Reading passage →
····················
- KY 1136 highlighted in red

Route information
- Maintained by KYTC
- Length: 10.655 mi (17.148 km)

Major junctions
- South end: US 31W near Glendale Junction
- KY 222 at Glendale US 31W Byp. at Elizabethtown
- North end: US 31W / KY 61 at Elizabethtown

Location
- Country: United States
- State: Kentucky
- Counties: Hardin

Highway system
- Kentucky State Highway System; Interstate; US; State; Parkways;
| ← KY 1135 |  | → KY 1137 |

= Kentucky Route 1136 =

State highway in Kentucky, U.S.

Kentucky Route 1136 is a north–south rural secondary state highway located entirely in Hardin County in north-central Kentucky. The route is 10.655 mi long and it mainly traverses the southern part of the county.
····················
Working data →
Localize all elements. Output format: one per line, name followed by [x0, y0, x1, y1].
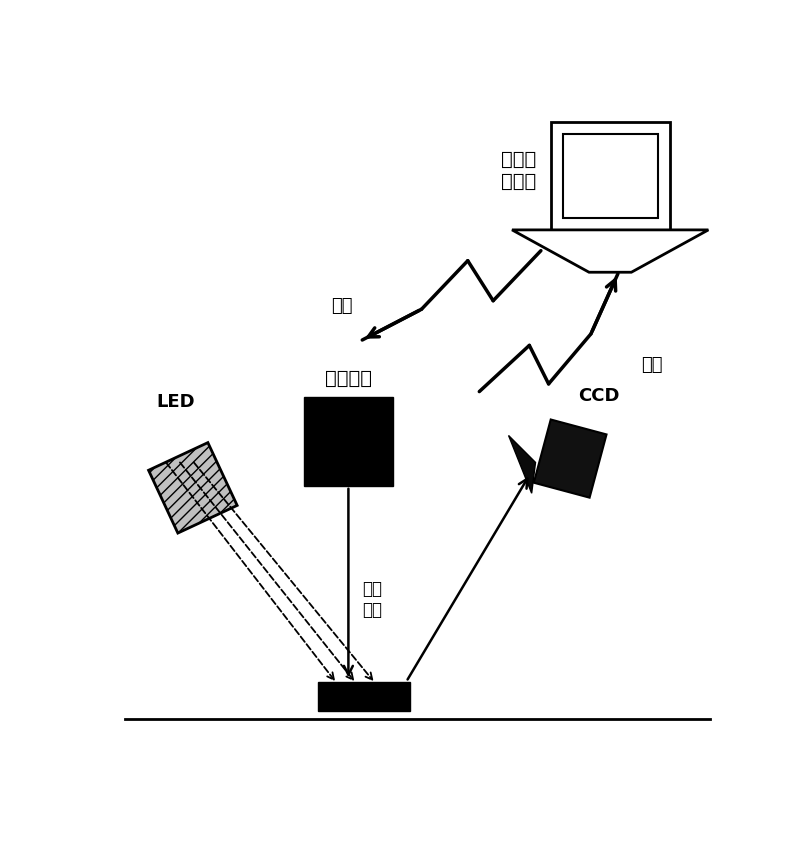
Text: CCD: CCD: [578, 387, 619, 405]
Text: 坐标: 坐标: [330, 297, 352, 315]
Text: 图像处
理模块: 图像处 理模块: [502, 150, 537, 191]
Bar: [318, 682, 410, 711]
Polygon shape: [149, 442, 237, 533]
Bar: [563, 135, 658, 218]
Bar: [550, 122, 670, 230]
Text: LED: LED: [156, 393, 194, 411]
Polygon shape: [509, 435, 535, 494]
Polygon shape: [512, 230, 708, 273]
Polygon shape: [534, 419, 606, 498]
Bar: [304, 398, 393, 486]
Text: 激光
脉冲: 激光 脉冲: [362, 580, 382, 619]
Text: 图像: 图像: [641, 356, 662, 374]
Text: 振镜系统: 振镜系统: [325, 369, 372, 388]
····················
Tasks →
1: In the Kentucky Route 1136 article, what is the route's length in miles?
2: Reproduce every line of the records word for word, leaving out the pictures.

Solutions for each task →
1: 10.655 miles

2:
Localize all elements. Output format: one per line, name followed by [x0, y0, x1, y1].
Text: CCD: CCD: [578, 387, 619, 405]
Text: 坐标: 坐标: [330, 297, 352, 315]
Text: 图像处
理模块: 图像处 理模块: [502, 150, 537, 191]
Bar: [318, 682, 410, 711]
Polygon shape: [149, 442, 237, 533]
Bar: [563, 135, 658, 218]
Bar: [550, 122, 670, 230]
Text: LED: LED: [156, 393, 194, 411]
Polygon shape: [509, 435, 535, 494]
Polygon shape: [512, 230, 708, 273]
Polygon shape: [534, 419, 606, 498]
Bar: [304, 398, 393, 486]
Text: 激光
脉冲: 激光 脉冲: [362, 580, 382, 619]
Text: 图像: 图像: [641, 356, 662, 374]
Text: 振镜系统: 振镜系统: [325, 369, 372, 388]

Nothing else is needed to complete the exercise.